** TEXTE À LIRE **
%%
Jean-Pierre Cuq & Valéry

Le circuit d’Albi n’en finit plus de tourner ! Depuis le dossier que, dans notre numéro 13, nous avions consacré au circuit automobile d’Albi, et qui nous vaut un procès en diffamation (pour l’interview d’un élu anti-circuit), de l’eau a coulé sous les ponts, et sur le front des avocats.

D’abord, le renouvellement de l’homologation du circuit ne s’est pas très bien passé : l’équipement n’est plus habilité à recevoir les motos, deux motards ayant eu la mauvaise idée de trouver bêtement la mort. Il est également interdit de drift (activité consistant à faire déraper les voitures, pour en cramer les pneus et produire ainsi des effets audiovisuels fort divertissants). De plus, le préfet a fini par faire installer des sonomètres pour mesurer d’éventuels dépassements du bruit autorisé par la loi (que l’on appelle aussi « seuils d’émergence »). Les sonomètres installés au mois de mars 2019 ont immédiatement enregistré de nombreux dépassements, de 1 à 17 décibels (par rapport aux 55 décibels autorisés). Les riverains ont donc porté plainte.
%%
** DONNÉES FOURNIES **
%%
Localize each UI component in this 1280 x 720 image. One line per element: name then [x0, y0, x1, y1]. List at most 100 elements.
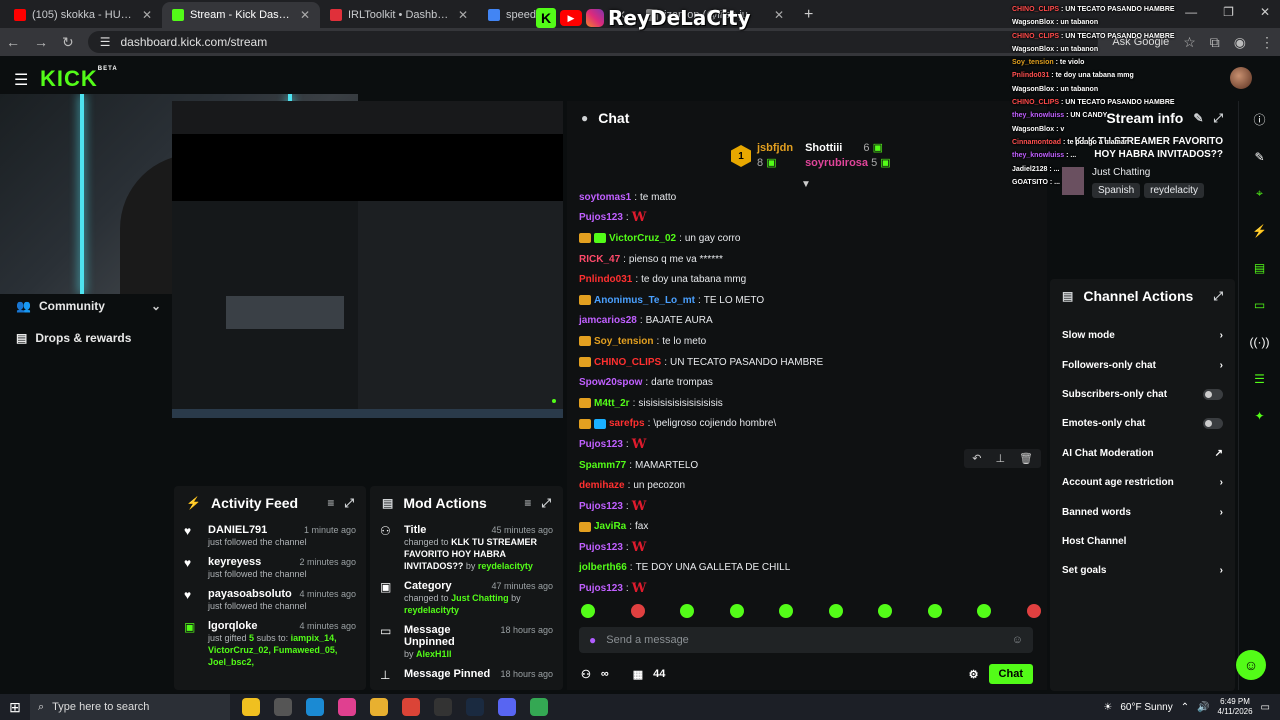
%%
** LES CONSIGNES **
• 1. Répondez à ces questions sur le texte consacré au circuit d'Albi :
(a) Dans quel numéro du journal le dossier sur le circuit avait-il paru ?
(b) À quel moment les sonomètres ont-ils été mis en place ?
(c) Combien de décibels la loi autorise-t-elle ?
• 2. Prolongez le texte sur le circuit d'Albi à partir de sa dernière phrase.

** LES RÉPONSES **
• 1.
(a) Dans le numéro 13.
(b) Au mois de mars 2019.
(c) 55 décibels.

• 2.
La justice étant par nature un peu lente, les avocats ayant fait grève en début d’année contre la réforme des retraites, le confinement étant passé par là… l’affaire a traîné jusqu’au 8 septembre dernier. La salle d’audience du tribunal de police d’Albi est pleine à craquer. Les riverains, les partisans du circuit, les journalistes, les avocats, et Didier Sirgue himself, tout le monde est là. Mais quarante-quatre riverains s’étant portés parties civiles un peu tardivement, l’avocat de M. Sirgue en profite pour obtenir un nouveau report, au 29 octobre. D’ici là, le gérant du circuit encourt une amende de 7 500 euros par jour de dépassement. Ce même 8 septembre, la nouvelle préfète du Tarn interdit le Grand prix camions, épreuve « phare » de l’automne. Le 12 septembre, les partisans du circuit, furieux de cette annulation, manifestent bruyamment au centre-ville, non contents, vraisemblablement, de n’assourdir que la périphérie de la ville…

Le 28 septembre, la saga continue. Saxifrage passe en appel à Toulouse, contre Didier Sirgue. Des riverains, des journalistes, les avocats, les magistrats, Sirgue, Saxifrage, les vigiles, tout le monde est là… quoiqu’en nombre réduit. Le président de la Cour ne nous inspire ni sympathie, ni antipathie. Il est dans son rôle, c’est déjà ça. Les autres rôles sont inversés : contrairement à l’audience du tribunal de police, trois semaines auparavant, cette fois-ci c’est Sirgue qui avait attaqué.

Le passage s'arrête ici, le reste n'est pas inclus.